Transcribe the listing verbatim. Do not carry over any pictures.

* BEGIN SUPPLIED RECORDS *

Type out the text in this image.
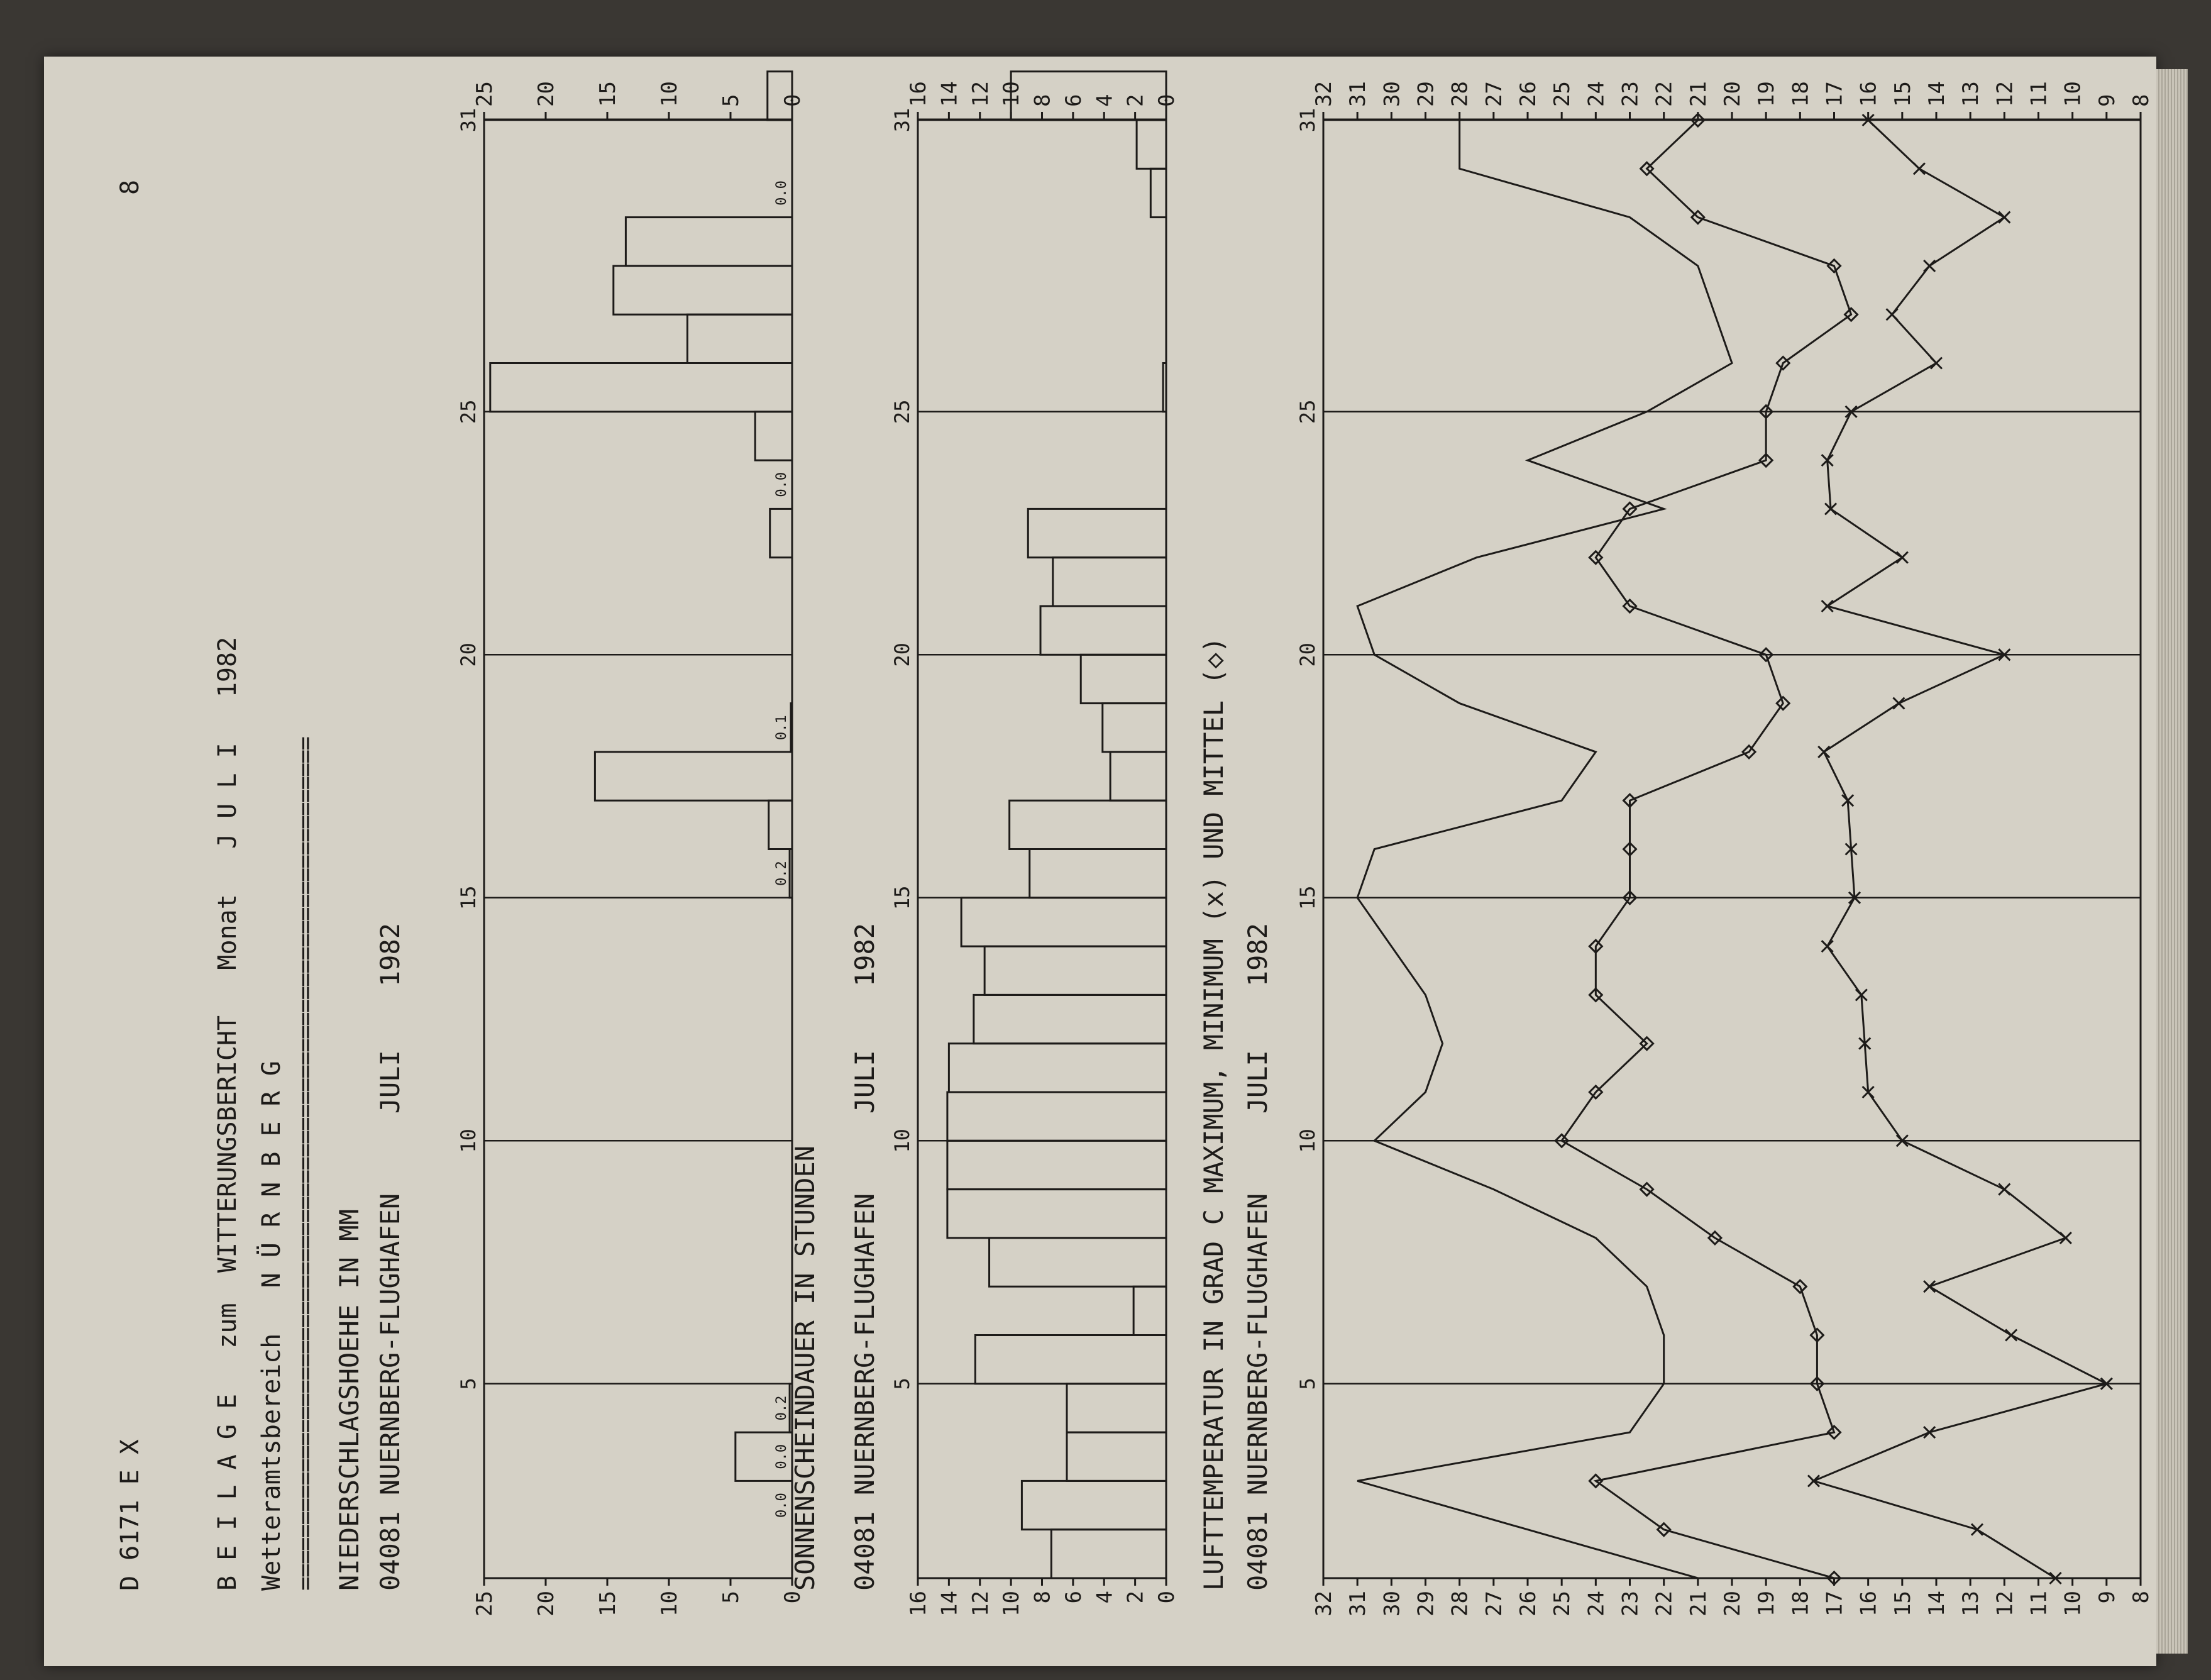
D 6171 E X
8
B E I L A G E   zum  WITTERUNGSBERICHT   Monat   J U L I   1982 Wetteramtsbereich   N Ü R N B E R G ================================================================= NIEDERSCHLAGSHOEHE IN MM 04081 NUERNBERG-FLUGHAFEN     JULI    1982
0
0
5
5
10
10
15
15
20
20
25
25
5
10
15
20
25
31
0.0
0.0
0.2
0.2
0.1
0.0
0.0
SONNENSCHEINDAUER IN STUNDEN 04081 NUERNBERG-FLUGHAFEN     JULI    1982
0
0
2
2
4
4
6
6
8
8
10
10
12
12
14
14
16
16
5
10
15
20
25
31
LUFTTEMPERATUR IN GRAD C MAXIMUM, MINIMUM (x) UND MITTEL (◇) 04081 NUERNBERG-FLUGHAFEN     JULI    1982
8
8
9
9
10
10
11
11
12
12
13
13
14
14
15
15
16
16
17
17
18
18
19
19
20
20
21
21
22
22
23
23
24
24
25
25
26
26
27
27
28
28
29
29
30
30
31
31
32
32
5
10
15
20
25
31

* END SUPPLIED RECORDS *

**SOLVED EXERCISE:**
Type out the text in this image.
D 6171 E X
8
B E I L A G E   zum  WITTERUNGSBERICHT   Monat   J U L I   1982 Wetteramtsbereich   N Ü R N B E R G ================================================================= NIEDERSCHLAGSHOEHE IN MM 04081 NUERNBERG-FLUGHAFEN     JULI    1982
0
0
5
5
10
10
15
15
20
20
25
25
5
10
15
20
25
31
0.0
0.0
0.2
0.2
0.1
0.0
0.0
SONNENSCHEINDAUER IN STUNDEN 04081 NUERNBERG-FLUGHAFEN     JULI    1982
0
0
2
2
4
4
6
6
8
8
10
10
12
12
14
14
16
16
5
10
15
20
25
31
LUFTTEMPERATUR IN GRAD C MAXIMUM, MINIMUM (x) UND MITTEL (◇) 04081 NUERNBERG-FLUGHAFEN     JULI    1982
8
8
9
9
10
10
11
11
12
12
13
13
14
14
15
15
16
16
17
17
18
18
19
19
20
20
21
21
22
22
23
23
24
24
25
25
26
26
27
27
28
28
29
29
30
30
31
31
32
32
5
10
15
20
25
31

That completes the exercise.